### Information provided ###
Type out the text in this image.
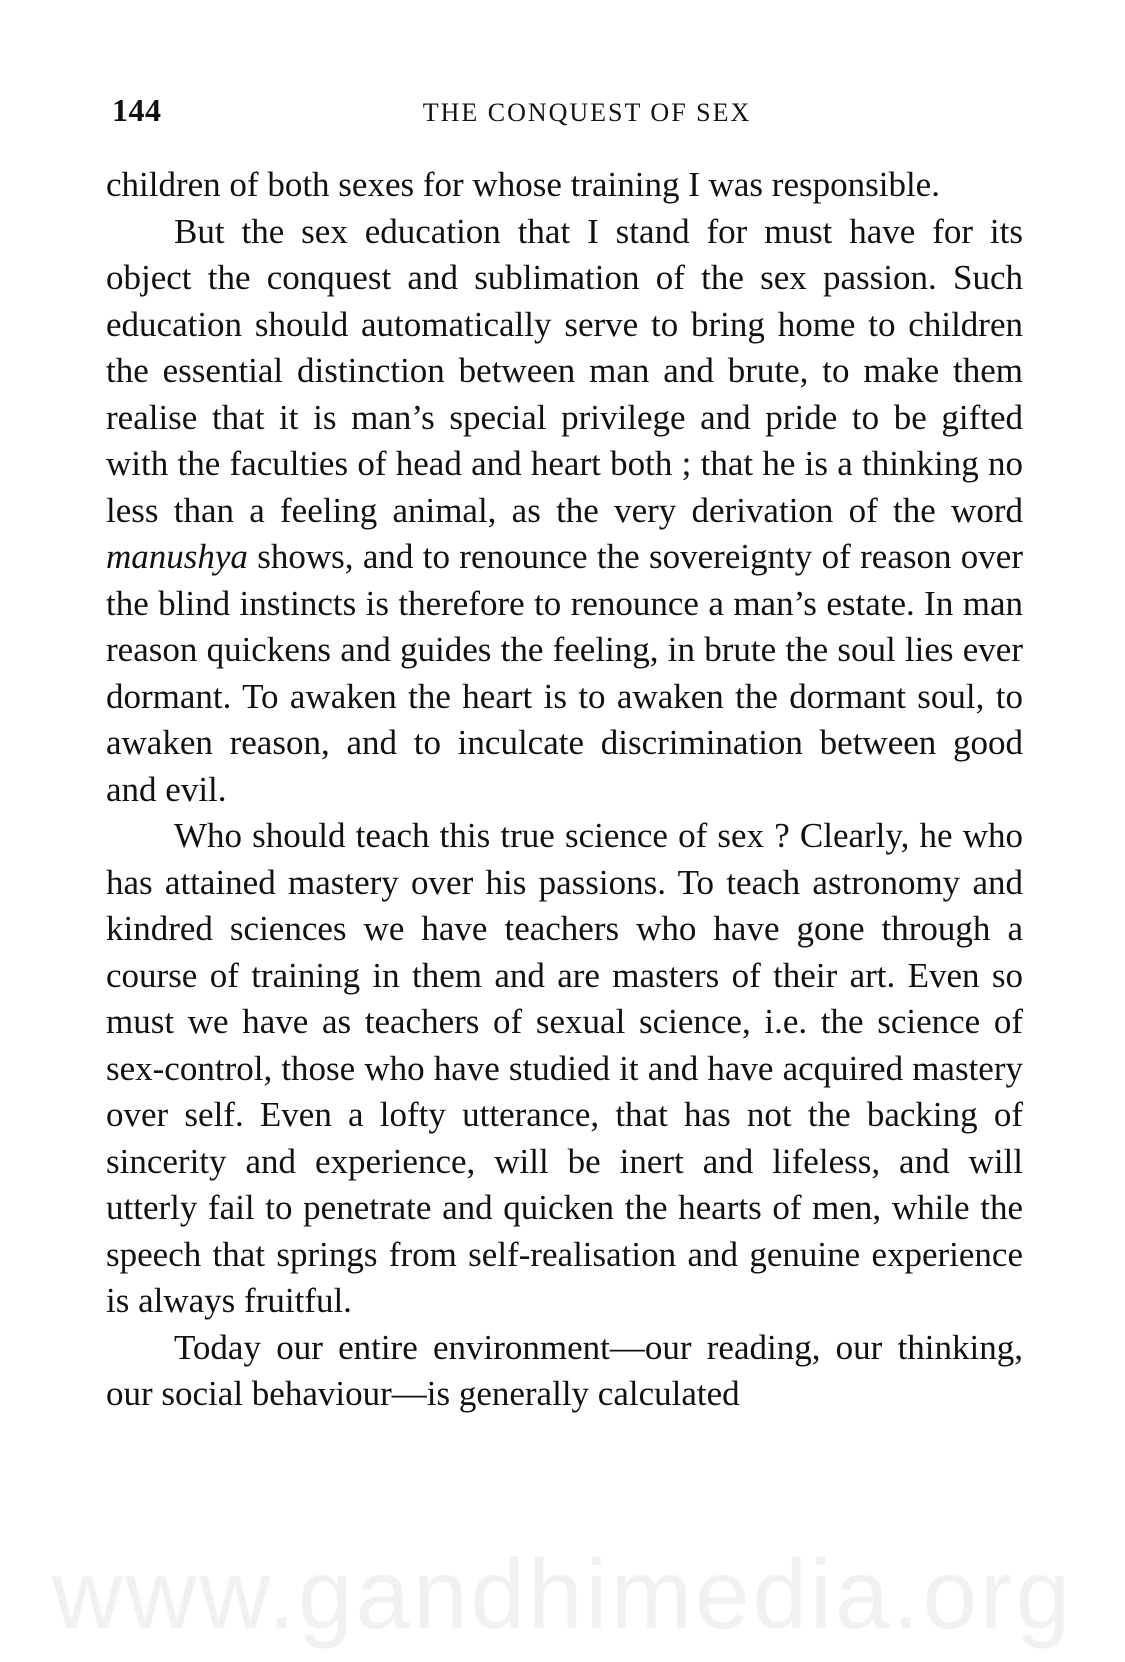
144	THE CONQUEST OF SEX

children of both sexes for whose training I was responsible.

But the sex education that I stand for must have for its object the conquest and sublimation of the sex passion. Such education should automatically serve to bring home to children the essential distinction between man and brute, to make them realise that it is man’s special privilege and pride to be gifted with the faculties of head and heart both ; that he is a thinking no less than a feeling animal, as the very derivation of the word manushya shows, and to renounce the sovereignty of reason over the blind instincts is therefore to renounce a man’s estate. In man reason quickens and guides the feeling, in brute the soul lies ever dormant. To awaken the heart is to awaken the dormant soul, to awaken reason, and to inculcate discrimination between good and evil.

Who should teach this true science of sex ? Clearly, he who has attained mastery over his passions. To teach astronomy and kindred sciences we have teachers who have gone through a course of training in them and are masters of their art. Even so must we have as teachers of sexual science, i.e. the science of sex-control, those who have studied it and have acquired mastery over self. Even a lofty utterance, that has not the backing of sincerity and experience, will be inert and lifeless, and will utterly fail to penetrate and quicken the hearts of men, while the speech that springs from self-realisation and genuine experience is always fruitful.

Today our entire environment—our reading, our thinking, our social behaviour—is generally calculated

www.gandhimedia.org
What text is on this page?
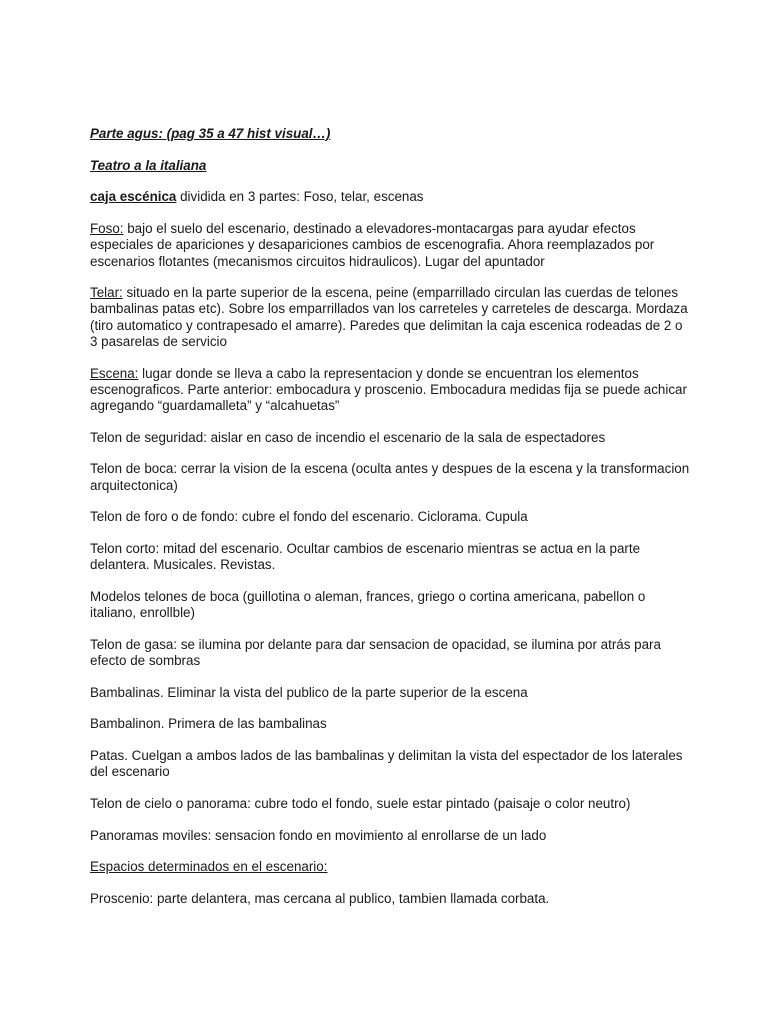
Parte agus: (pag 35 a 47 hist visual…)

Teatro a la italiana

caja escénica dividida en 3 partes: Foso, telar, escenas

Foso: bajo el suelo del escenario, destinado a elevadores-montacargas para ayudar efectos especiales de apariciones y desapariciones cambios de escenografia. Ahora reemplazados por escenarios flotantes (mecanismos circuitos hidraulicos). Lugar del apuntador

Telar: situado en la parte superior de la escena, peine (emparrillado circulan las cuerdas de telones bambalinas patas etc). Sobre los emparrillados van los carreteles y carreteles de descarga. Mordaza (tiro automatico y contrapesado el amarre). Paredes que delimitan la caja escenica rodeadas de 2 o 3 pasarelas de servicio

Escena: lugar donde se lleva a cabo la representacion y donde se encuentran los elementos escenograficos. Parte anterior: embocadura y proscenio. Embocadura medidas fija se puede achicar agregando “guardamalleta” y “alcahuetas”

Telon de seguridad: aislar en caso de incendio el escenario de la sala de espectadores

Telon de boca: cerrar la vision de la escena (oculta antes y despues de la escena y la transformacion arquitectonica)

Telon de foro o de fondo: cubre el fondo del escenario. Ciclorama. Cupula

Telon corto: mitad del escenario. Ocultar cambios de escenario mientras se actua en la parte delantera. Musicales. Revistas.

Modelos telones de boca (guillotina o aleman, frances, griego o cortina americana, pabellon o italiano, enrollble)

Telon de gasa: se ilumina por delante para dar sensacion de opacidad, se ilumina por atrás para efecto de sombras

Bambalinas. Eliminar la vista del publico de la parte superior de la escena

Bambalinon. Primera de las bambalinas

Patas. Cuelgan a ambos lados de las bambalinas y delimitan la vista del espectador de los laterales del escenario

Telon de cielo o panorama: cubre todo el fondo, suele estar pintado (paisaje o color neutro)

Panoramas moviles: sensacion fondo en movimiento al enrollarse de un lado

Espacios determinados en el escenario:

Proscenio: parte delantera, mas cercana al publico, tambien llamada corbata.
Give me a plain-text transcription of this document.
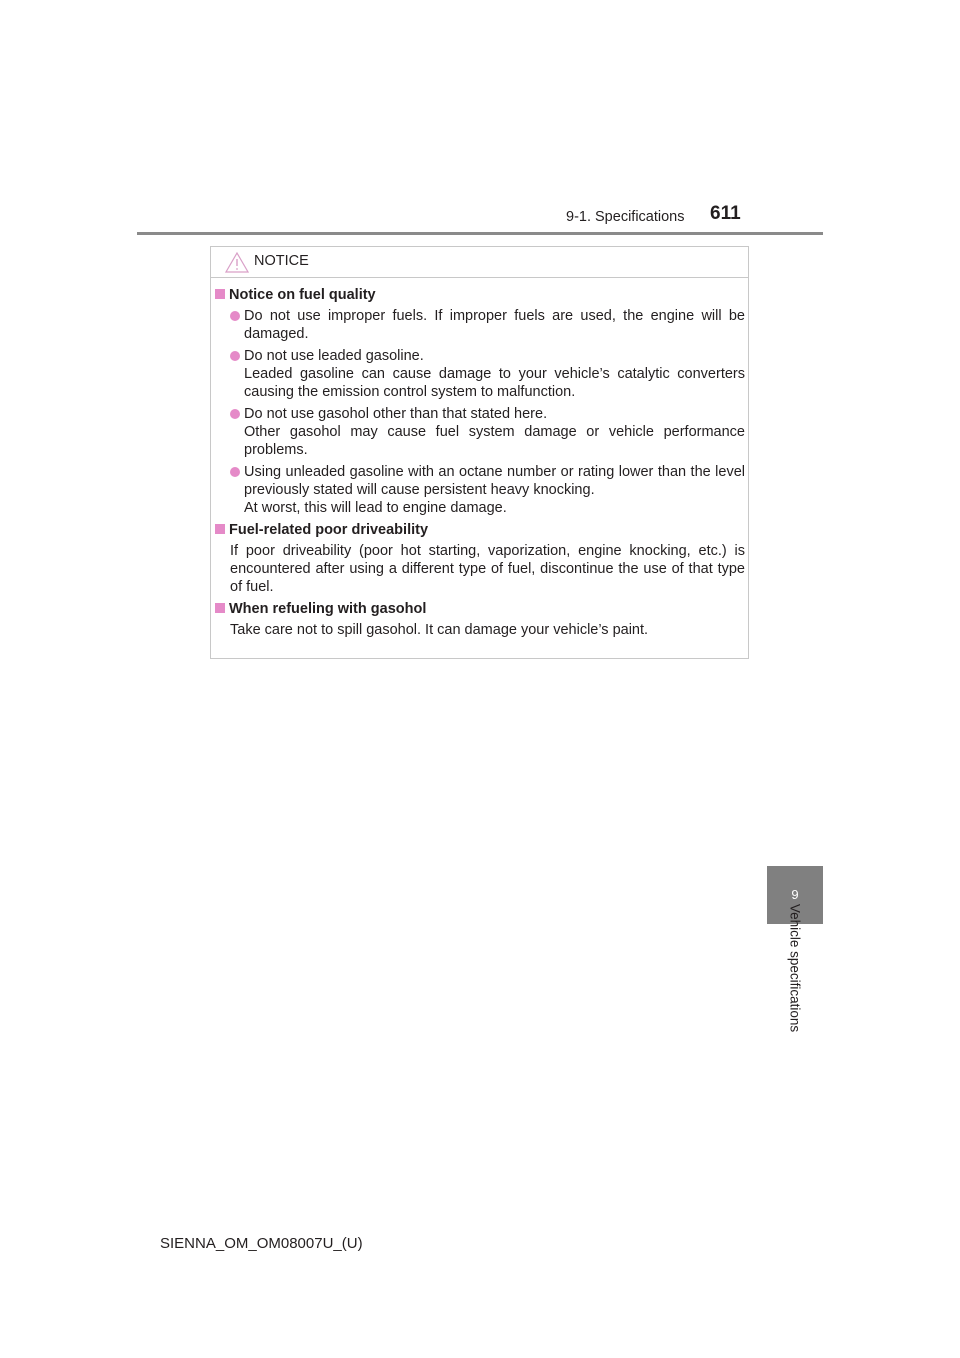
9-1. Specifications 611
NOTICE
Notice on fuel quality
Do not use improper fuels. If improper fuels are used, the engine will be damaged.
Do not use leaded gasoline.
Leaded gasoline can cause damage to your vehicle’s catalytic converters causing the emission control system to malfunction.
Do not use gasohol other than that stated here.
Other gasohol may cause fuel system damage or vehicle performance problems.
Using unleaded gasoline with an octane number or rating lower than the level previously stated will cause persistent heavy knocking.
At worst, this will lead to engine damage.
Fuel-related poor driveability
If poor driveability (poor hot starting, vaporization, engine knocking, etc.) is encountered after using a different type of fuel, discontinue the use of that type of fuel.
When refueling with gasohol
Take care not to spill gasohol. It can damage your vehicle’s paint.
9
Vehicle specifications
SIENNA_OM_OM08007U_(U)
###
From the entries above, select each line containing the string "gasohol".

Do not use gasohol other than that stated here.
Other gasohol may cause fuel system damage or vehicle performance problems.
When refueling with gasohol
Take care not to spill gasohol. It can damage your vehicle’s paint.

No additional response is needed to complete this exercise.